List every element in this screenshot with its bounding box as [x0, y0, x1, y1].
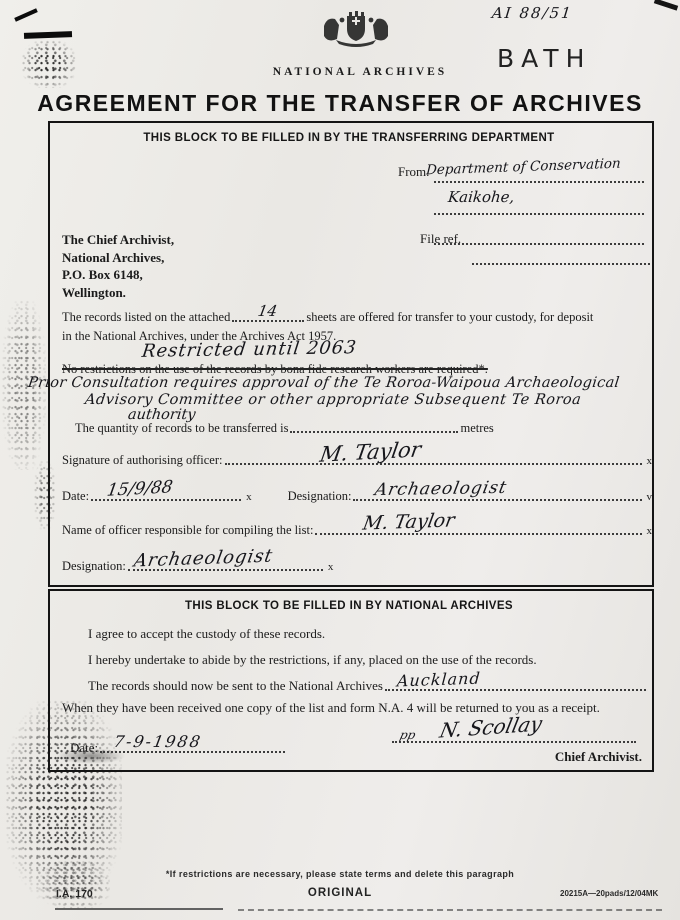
* * *
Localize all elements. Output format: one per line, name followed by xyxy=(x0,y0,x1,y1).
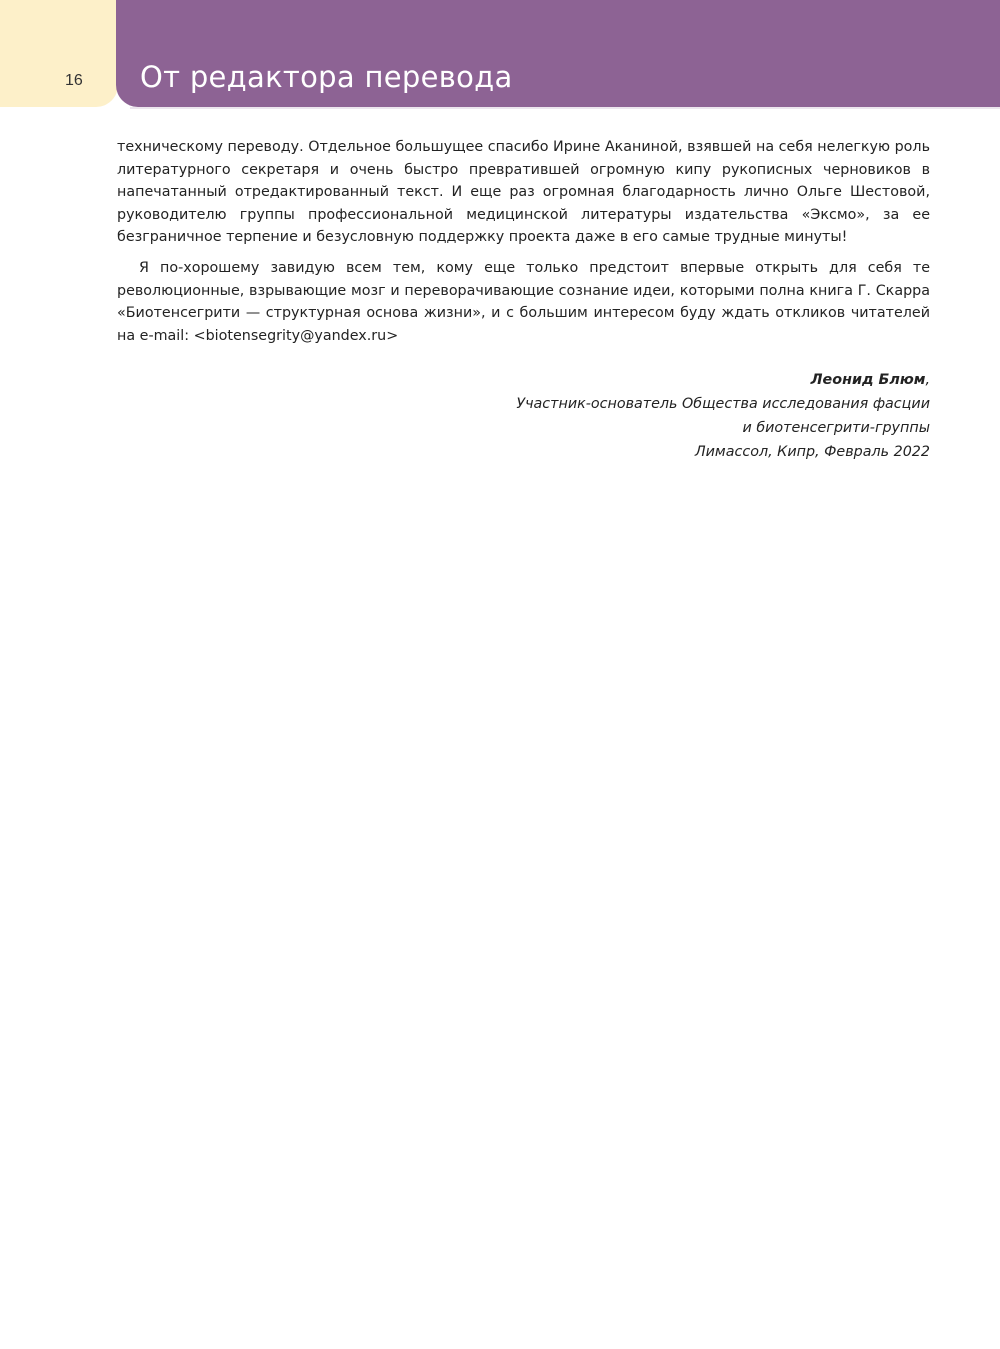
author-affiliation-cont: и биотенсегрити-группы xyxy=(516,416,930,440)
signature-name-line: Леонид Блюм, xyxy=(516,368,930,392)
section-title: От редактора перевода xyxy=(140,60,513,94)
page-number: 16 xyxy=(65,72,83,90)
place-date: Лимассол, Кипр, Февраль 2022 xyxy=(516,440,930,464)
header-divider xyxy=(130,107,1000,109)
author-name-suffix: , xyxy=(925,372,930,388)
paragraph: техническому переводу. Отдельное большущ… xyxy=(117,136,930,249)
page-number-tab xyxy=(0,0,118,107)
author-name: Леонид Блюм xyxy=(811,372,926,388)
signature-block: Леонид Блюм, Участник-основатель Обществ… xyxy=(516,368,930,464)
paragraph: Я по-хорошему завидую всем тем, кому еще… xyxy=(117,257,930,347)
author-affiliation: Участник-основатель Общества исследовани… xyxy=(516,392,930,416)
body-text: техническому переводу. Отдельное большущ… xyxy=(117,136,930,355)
* * *
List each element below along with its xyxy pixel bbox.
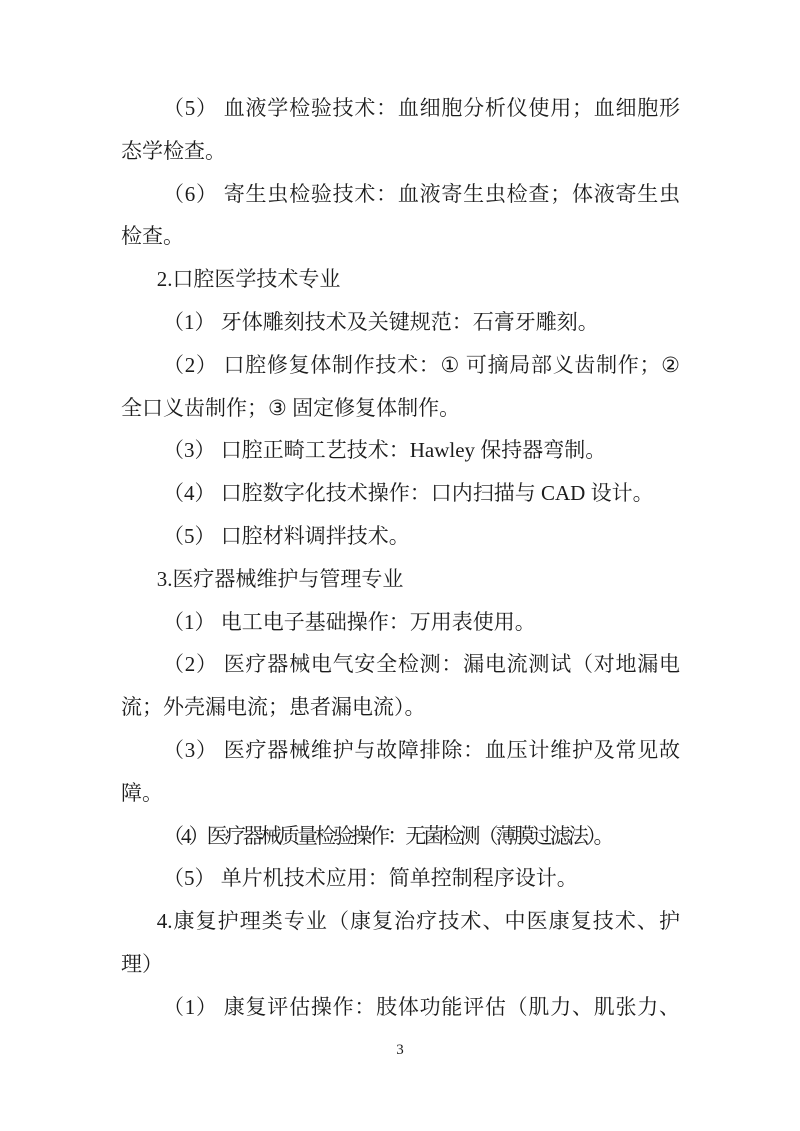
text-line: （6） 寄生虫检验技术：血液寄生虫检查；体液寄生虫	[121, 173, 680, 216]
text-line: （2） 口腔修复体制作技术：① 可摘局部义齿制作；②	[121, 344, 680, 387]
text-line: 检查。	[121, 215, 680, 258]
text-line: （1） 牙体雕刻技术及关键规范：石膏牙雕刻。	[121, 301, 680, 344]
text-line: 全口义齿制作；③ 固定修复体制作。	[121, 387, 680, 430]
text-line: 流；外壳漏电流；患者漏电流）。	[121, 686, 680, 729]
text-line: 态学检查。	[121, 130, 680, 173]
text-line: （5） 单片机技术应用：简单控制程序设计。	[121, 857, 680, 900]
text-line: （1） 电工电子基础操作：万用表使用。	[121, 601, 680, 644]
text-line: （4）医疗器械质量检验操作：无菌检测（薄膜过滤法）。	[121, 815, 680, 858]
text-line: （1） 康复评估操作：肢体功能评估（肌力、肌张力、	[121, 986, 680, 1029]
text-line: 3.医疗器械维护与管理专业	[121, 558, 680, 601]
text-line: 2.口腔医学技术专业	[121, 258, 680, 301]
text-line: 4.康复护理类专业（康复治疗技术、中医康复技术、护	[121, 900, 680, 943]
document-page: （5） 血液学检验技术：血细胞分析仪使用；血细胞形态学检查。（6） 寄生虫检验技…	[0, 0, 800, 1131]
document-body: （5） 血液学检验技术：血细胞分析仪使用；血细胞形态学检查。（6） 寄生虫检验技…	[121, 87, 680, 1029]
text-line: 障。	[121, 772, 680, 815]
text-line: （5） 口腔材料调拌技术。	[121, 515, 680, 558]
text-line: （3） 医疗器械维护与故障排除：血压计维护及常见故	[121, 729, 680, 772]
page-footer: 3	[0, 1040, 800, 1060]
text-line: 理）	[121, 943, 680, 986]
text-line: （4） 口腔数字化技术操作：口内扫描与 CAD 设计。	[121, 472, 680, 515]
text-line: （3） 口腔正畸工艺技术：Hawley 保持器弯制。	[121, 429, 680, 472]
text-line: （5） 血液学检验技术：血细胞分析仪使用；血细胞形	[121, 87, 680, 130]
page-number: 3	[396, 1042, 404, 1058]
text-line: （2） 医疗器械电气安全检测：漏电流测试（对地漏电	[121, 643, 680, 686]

> [Task details]
Reproduce the listing lines character for character, starting with the line containing "List each element" and continuing through the line containing "986, 680, 1029]". Leave out any picture.

> [Written response]
List each element below along with its xyxy pixel bbox.
text-line: （6） 寄生虫检验技术：血液寄生虫检查；体液寄生虫	[121, 173, 680, 216]
text-line: （2） 口腔修复体制作技术：① 可摘局部义齿制作；②	[121, 344, 680, 387]
text-line: 检查。	[121, 215, 680, 258]
text-line: （1） 牙体雕刻技术及关键规范：石膏牙雕刻。	[121, 301, 680, 344]
text-line: 全口义齿制作；③ 固定修复体制作。	[121, 387, 680, 430]
text-line: 流；外壳漏电流；患者漏电流）。	[121, 686, 680, 729]
text-line: 态学检查。	[121, 130, 680, 173]
text-line: （5） 单片机技术应用：简单控制程序设计。	[121, 857, 680, 900]
text-line: （1） 电工电子基础操作：万用表使用。	[121, 601, 680, 644]
text-line: （4）医疗器械质量检验操作：无菌检测（薄膜过滤法）。	[121, 815, 680, 858]
text-line: （1） 康复评估操作：肢体功能评估（肌力、肌张力、	[121, 986, 680, 1029]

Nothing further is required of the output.